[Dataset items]
::::::::::

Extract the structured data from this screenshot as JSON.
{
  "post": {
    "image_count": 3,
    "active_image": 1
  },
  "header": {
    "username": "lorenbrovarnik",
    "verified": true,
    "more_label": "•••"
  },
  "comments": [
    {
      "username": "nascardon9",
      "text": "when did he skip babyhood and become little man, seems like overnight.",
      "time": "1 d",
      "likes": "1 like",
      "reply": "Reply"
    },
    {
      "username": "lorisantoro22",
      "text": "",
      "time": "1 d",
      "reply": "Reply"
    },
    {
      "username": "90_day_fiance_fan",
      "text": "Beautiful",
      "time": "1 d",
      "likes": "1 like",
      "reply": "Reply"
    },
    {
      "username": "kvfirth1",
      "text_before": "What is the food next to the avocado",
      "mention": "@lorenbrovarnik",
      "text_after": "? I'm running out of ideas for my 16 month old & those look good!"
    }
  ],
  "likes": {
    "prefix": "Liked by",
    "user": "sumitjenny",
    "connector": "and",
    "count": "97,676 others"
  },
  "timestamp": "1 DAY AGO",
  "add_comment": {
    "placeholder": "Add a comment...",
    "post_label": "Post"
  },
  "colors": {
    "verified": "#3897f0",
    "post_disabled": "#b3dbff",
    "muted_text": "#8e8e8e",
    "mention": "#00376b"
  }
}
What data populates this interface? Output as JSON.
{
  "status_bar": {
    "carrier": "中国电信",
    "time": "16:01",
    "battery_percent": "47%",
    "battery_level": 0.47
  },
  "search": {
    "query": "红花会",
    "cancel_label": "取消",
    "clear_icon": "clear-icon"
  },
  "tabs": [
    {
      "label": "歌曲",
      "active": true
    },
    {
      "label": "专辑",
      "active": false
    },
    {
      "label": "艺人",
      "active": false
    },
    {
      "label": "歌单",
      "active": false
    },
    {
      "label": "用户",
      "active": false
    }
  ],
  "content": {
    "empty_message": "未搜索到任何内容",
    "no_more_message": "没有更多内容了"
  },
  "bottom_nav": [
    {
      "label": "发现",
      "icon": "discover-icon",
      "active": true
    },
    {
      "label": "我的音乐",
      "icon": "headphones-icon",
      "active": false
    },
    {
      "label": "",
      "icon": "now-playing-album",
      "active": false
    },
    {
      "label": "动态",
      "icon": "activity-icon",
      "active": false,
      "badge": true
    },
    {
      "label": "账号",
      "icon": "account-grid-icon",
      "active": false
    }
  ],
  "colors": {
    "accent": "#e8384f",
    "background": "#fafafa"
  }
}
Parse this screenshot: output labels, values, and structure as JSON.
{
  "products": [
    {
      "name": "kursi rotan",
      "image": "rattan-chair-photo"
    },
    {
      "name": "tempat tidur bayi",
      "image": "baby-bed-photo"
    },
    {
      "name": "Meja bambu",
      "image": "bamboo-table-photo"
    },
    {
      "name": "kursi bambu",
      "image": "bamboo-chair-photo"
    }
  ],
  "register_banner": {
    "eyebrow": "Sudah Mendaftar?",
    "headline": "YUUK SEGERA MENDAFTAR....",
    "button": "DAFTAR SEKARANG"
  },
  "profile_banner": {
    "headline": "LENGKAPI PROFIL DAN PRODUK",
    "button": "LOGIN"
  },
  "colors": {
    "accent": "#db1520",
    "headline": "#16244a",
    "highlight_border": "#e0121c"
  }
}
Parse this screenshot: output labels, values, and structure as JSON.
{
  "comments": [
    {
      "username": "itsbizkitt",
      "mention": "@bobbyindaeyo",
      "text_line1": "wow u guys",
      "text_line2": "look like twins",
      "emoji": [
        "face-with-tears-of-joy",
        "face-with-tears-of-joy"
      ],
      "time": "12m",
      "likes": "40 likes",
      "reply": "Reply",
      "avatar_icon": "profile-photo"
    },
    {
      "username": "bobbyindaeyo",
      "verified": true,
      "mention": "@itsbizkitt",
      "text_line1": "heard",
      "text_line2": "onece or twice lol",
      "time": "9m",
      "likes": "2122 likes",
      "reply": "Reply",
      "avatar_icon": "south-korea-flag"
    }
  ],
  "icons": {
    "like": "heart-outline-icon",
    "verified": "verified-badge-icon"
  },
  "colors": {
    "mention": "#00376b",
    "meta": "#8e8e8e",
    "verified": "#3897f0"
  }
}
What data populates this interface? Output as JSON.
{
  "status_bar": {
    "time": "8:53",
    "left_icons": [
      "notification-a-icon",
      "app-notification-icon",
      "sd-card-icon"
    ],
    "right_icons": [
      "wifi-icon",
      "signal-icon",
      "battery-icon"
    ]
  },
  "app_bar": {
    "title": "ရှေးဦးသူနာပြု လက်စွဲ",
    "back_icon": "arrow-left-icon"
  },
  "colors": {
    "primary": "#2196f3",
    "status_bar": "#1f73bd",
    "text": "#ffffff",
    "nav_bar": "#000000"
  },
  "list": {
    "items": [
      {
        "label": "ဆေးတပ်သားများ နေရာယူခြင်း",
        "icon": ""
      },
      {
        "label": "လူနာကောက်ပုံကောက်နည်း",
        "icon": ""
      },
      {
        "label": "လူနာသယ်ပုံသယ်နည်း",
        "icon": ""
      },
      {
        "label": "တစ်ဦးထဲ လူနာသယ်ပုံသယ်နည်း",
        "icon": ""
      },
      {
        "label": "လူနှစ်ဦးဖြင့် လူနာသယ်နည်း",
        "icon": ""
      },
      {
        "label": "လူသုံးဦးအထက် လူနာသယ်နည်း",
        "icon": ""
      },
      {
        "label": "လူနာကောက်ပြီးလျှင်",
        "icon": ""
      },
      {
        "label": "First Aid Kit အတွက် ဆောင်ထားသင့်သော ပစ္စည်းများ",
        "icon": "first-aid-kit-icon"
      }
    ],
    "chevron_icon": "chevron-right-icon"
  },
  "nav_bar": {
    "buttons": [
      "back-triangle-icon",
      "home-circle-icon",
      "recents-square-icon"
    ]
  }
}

::::::::::

Write out the entries above word for word.

● Completed exercise
Extract the structured data from this screenshot as JSON.
{
  "post": {
    "image_count": 3,
    "active_image": 1
  },
  "header": {
    "username": "lorenbrovarnik",
    "verified": true,
    "more_label": "•••"
  },
  "comments": [
    {
      "username": "nascardon9",
      "text": "when did he skip babyhood and become little man, seems like overnight.",
      "time": "1 d",
      "likes": "1 like",
      "reply": "Reply"
    },
    {
      "username": "lorisantoro22",
      "text": "",
      "time": "1 d",
      "reply": "Reply"
    },
    {
      "username": "90_day_fiance_fan",
      "text": "Beautiful",
      "time": "1 d",
      "likes": "1 like",
      "reply": "Reply"
    },
    {
      "username": "kvfirth1",
      "text_before": "What is the food next to the avocado",
      "mention": "@lorenbrovarnik",
      "text_after": "? I'm running out of ideas for my 16 month old & those look good!"
    }
  ],
  "likes": {
    "prefix": "Liked by",
    "user": "sumitjenny",
    "connector": "and",
    "count": "97,676 others"
  },
  "timestamp": "1 DAY AGO",
  "add_comment": {
    "placeholder": "Add a comment...",
    "post_label": "Post"
  },
  "colors": {
    "verified": "#3897f0",
    "post_disabled": "#b3dbff",
    "muted_text": "#8e8e8e",
    "mention": "#00376b"
  }
}
What data populates this interface? Output as JSON.
{
  "status_bar": {
    "carrier": "中国电信",
    "time": "16:01",
    "battery_percent": "47%",
    "battery_level": 0.47
  },
  "search": {
    "query": "红花会",
    "cancel_label": "取消",
    "clear_icon": "clear-icon"
  },
  "tabs": [
    {
      "label": "歌曲",
      "active": true
    },
    {
      "label": "专辑",
      "active": false
    },
    {
      "label": "艺人",
      "active": false
    },
    {
      "label": "歌单",
      "active": false
    },
    {
      "label": "用户",
      "active": false
    }
  ],
  "content": {
    "empty_message": "未搜索到任何内容",
    "no_more_message": "没有更多内容了"
  },
  "bottom_nav": [
    {
      "label": "发现",
      "icon": "discover-icon",
      "active": true
    },
    {
      "label": "我的音乐",
      "icon": "headphones-icon",
      "active": false
    },
    {
      "label": "",
      "icon": "now-playing-album",
      "active": false
    },
    {
      "label": "动态",
      "icon": "activity-icon",
      "active": false,
      "badge": true
    },
    {
      "label": "账号",
      "icon": "account-grid-icon",
      "active": false
    }
  ],
  "colors": {
    "accent": "#e8384f",
    "background": "#fafafa"
  }
}
Parse this screenshot: output labels, values, and structure as JSON.
{
  "products": [
    {
      "name": "kursi rotan",
      "image": "rattan-chair-photo"
    },
    {
      "name": "tempat tidur bayi",
      "image": "baby-bed-photo"
    },
    {
      "name": "Meja bambu",
      "image": "bamboo-table-photo"
    },
    {
      "name": "kursi bambu",
      "image": "bamboo-chair-photo"
    }
  ],
  "register_banner": {
    "eyebrow": "Sudah Mendaftar?",
    "headline": "YUUK SEGERA MENDAFTAR....",
    "button": "DAFTAR SEKARANG"
  },
  "profile_banner": {
    "headline": "LENGKAPI PROFIL DAN PRODUK",
    "button": "LOGIN"
  },
  "colors": {
    "accent": "#db1520",
    "headline": "#16244a",
    "highlight_border": "#e0121c"
  }
}
Parse this screenshot: output labels, values, and structure as JSON.
{
  "comments": [
    {
      "username": "itsbizkitt",
      "mention": "@bobbyindaeyo",
      "text_line1": "wow u guys",
      "text_line2": "look like twins",
      "emoji": [
        "face-with-tears-of-joy",
        "face-with-tears-of-joy"
      ],
      "time": "12m",
      "likes": "40 likes",
      "reply": "Reply",
      "avatar_icon": "profile-photo"
    },
    {
      "username": "bobbyindaeyo",
      "verified": true,
      "mention": "@itsbizkitt",
      "text_line1": "heard",
      "text_line2": "onece or twice lol",
      "time": "9m",
      "likes": "2122 likes",
      "reply": "Reply",
      "avatar_icon": "south-korea-flag"
    }
  ],
  "icons": {
    "like": "heart-outline-icon",
    "verified": "verified-badge-icon"
  },
  "colors": {
    "mention": "#00376b",
    "meta": "#8e8e8e",
    "verified": "#3897f0"
  }
}
What data populates this interface? Output as JSON.
{
  "status_bar": {
    "time": "8:53",
    "left_icons": [
      "notification-a-icon",
      "app-notification-icon",
      "sd-card-icon"
    ],
    "right_icons": [
      "wifi-icon",
      "signal-icon",
      "battery-icon"
    ]
  },
  "app_bar": {
    "title": "ရှေးဦးသူနာပြု လက်စွဲ",
    "back_icon": "arrow-left-icon"
  },
  "colors": {
    "primary": "#2196f3",
    "status_bar": "#1f73bd",
    "text": "#ffffff",
    "nav_bar": "#000000"
  },
  "list": {
    "items": [
      {
        "label": "ဆေးတပ်သားများ နေရာယူခြင်း",
        "icon": ""
      },
      {
        "label": "လူနာကောက်ပုံကောက်နည်း",
        "icon": ""
      },
      {
        "label": "လူနာသယ်ပုံသယ်နည်း",
        "icon": ""
      },
      {
        "label": "တစ်ဦးထဲ လူနာသယ်ပုံသယ်နည်း",
        "icon": ""
      },
      {
        "label": "လူနှစ်ဦးဖြင့် လူနာသယ်နည်း",
        "icon": ""
      },
      {
        "label": "လူသုံးဦးအထက် လူနာသယ်နည်း",
        "icon": ""
      },
      {
        "label": "လူနာကောက်ပြီးလျှင်",
        "icon": ""
      },
      {
        "label": "First Aid Kit အတွက် ဆောင်ထားသင့်သော ပစ္စည်းများ",
        "icon": "first-aid-kit-icon"
      }
    ],
    "chevron_icon": "chevron-right-icon"
  },
  "nav_bar": {
    "buttons": [
      "back-triangle-icon",
      "home-circle-icon",
      "recents-square-icon"
    ]
  }
}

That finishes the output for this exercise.